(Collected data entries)

** Start **

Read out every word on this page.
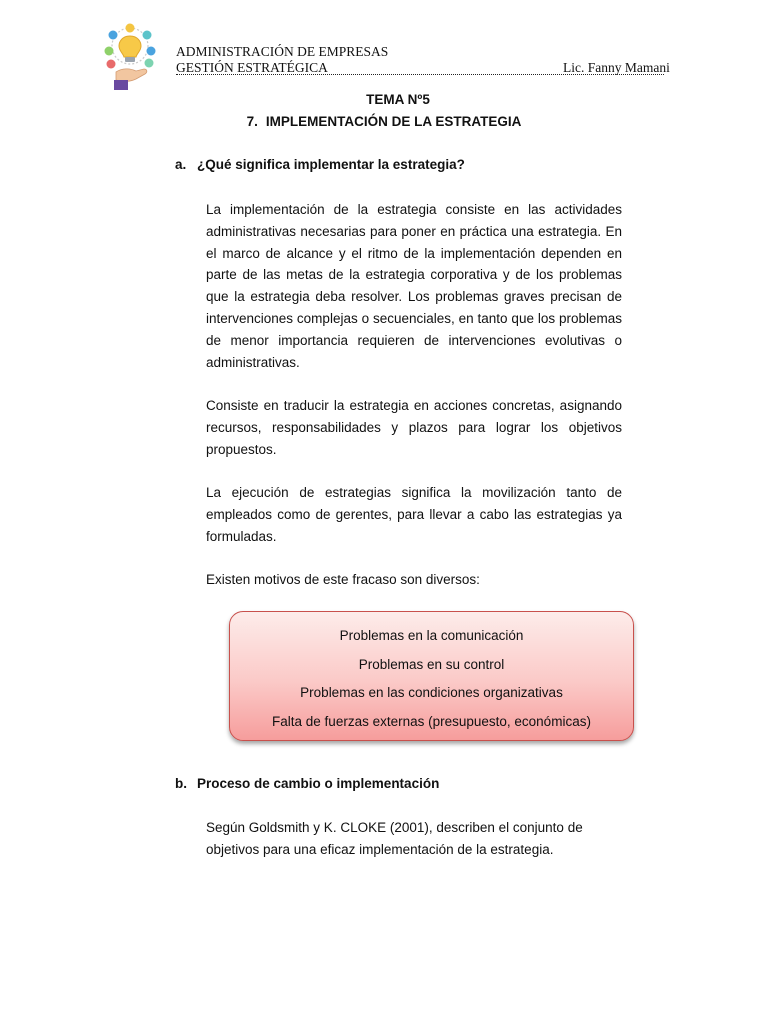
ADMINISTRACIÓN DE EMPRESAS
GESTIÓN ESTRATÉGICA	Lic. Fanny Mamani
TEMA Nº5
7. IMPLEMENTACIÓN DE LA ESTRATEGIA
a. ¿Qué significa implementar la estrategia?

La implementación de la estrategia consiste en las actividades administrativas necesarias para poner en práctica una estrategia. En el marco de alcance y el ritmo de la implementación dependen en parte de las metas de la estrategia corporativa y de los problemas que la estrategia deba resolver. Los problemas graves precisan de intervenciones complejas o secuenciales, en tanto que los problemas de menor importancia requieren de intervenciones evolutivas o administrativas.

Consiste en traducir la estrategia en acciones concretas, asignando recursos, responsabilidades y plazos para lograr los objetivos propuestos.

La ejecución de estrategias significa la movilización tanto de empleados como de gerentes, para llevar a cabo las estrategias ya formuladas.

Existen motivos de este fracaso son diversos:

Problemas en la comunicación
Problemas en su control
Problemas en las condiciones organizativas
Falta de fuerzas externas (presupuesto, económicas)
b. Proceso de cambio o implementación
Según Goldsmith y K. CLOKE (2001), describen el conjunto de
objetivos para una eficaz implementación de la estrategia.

** End **
** Start **

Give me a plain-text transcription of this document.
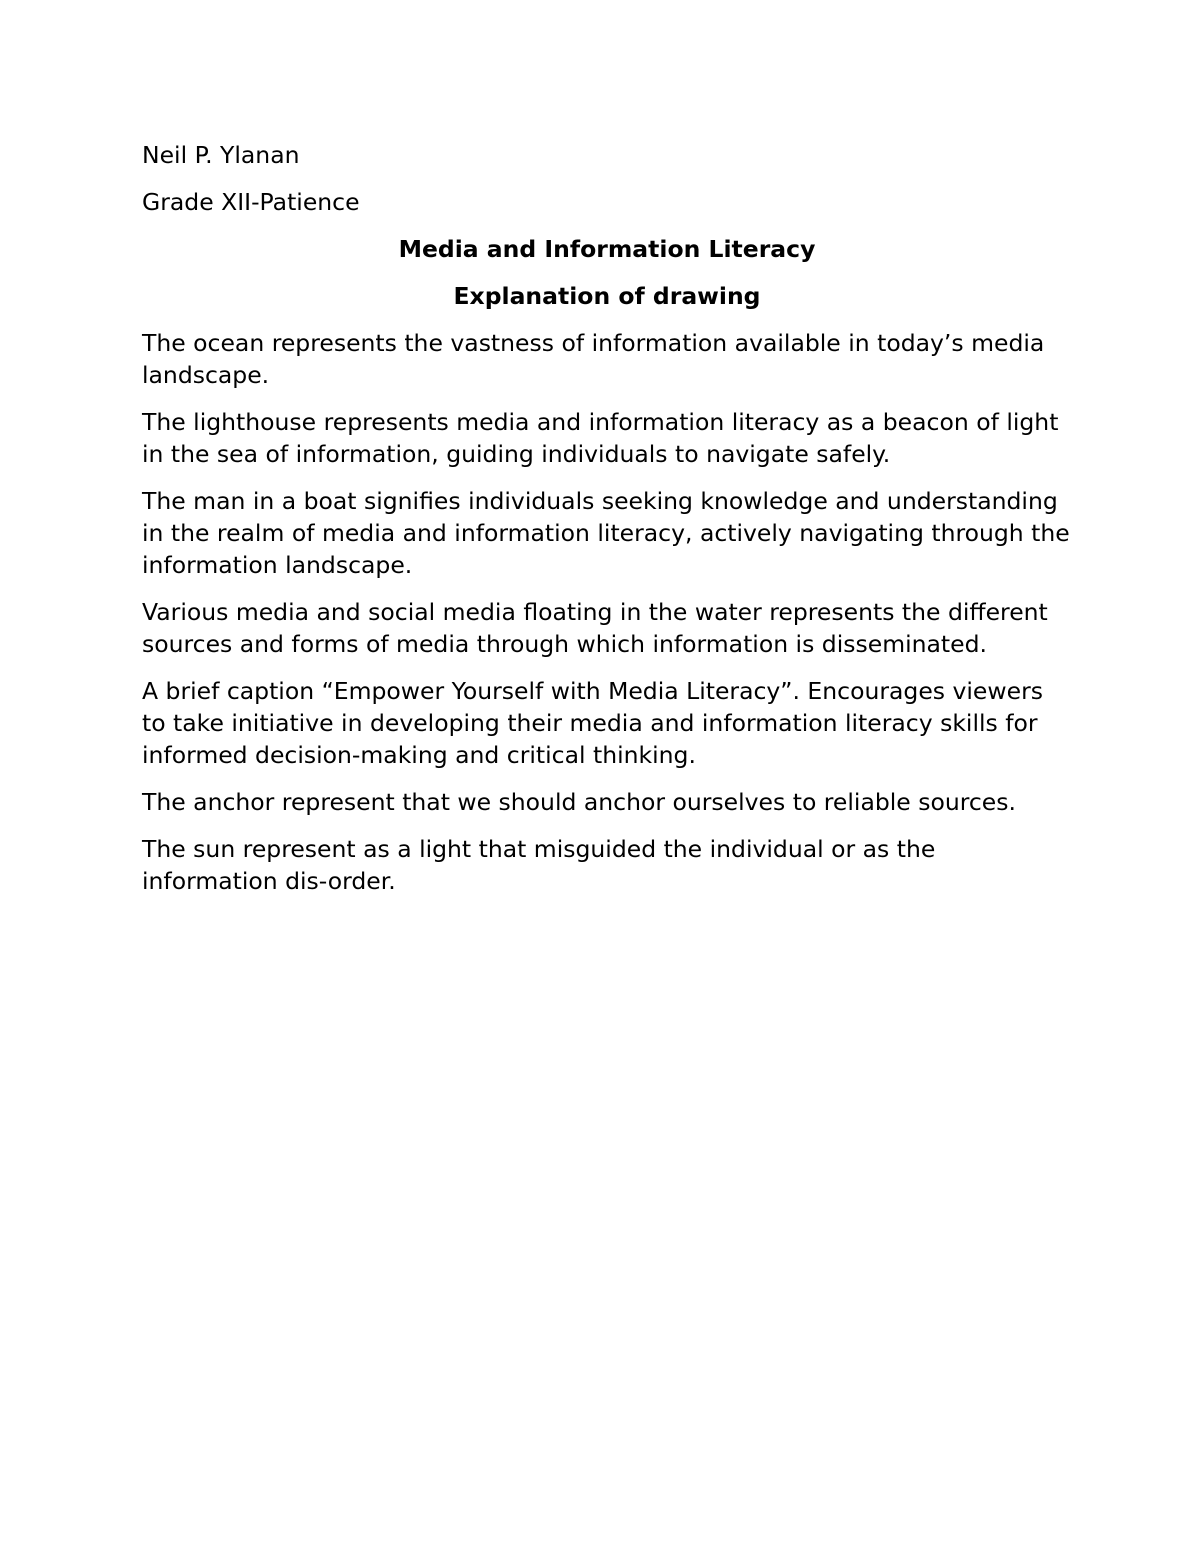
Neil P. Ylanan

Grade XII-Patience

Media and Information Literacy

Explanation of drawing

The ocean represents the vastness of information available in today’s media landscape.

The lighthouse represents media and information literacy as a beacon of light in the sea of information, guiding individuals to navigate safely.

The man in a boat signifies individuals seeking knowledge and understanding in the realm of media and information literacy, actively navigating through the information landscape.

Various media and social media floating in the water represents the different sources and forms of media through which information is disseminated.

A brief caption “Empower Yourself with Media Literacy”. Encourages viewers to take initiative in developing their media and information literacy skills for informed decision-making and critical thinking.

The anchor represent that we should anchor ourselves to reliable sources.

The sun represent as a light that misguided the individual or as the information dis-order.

** End **

**Your instructions**
In the material above, how many lines hold the word "individuals"? Say only the number.

**Problem solution**
2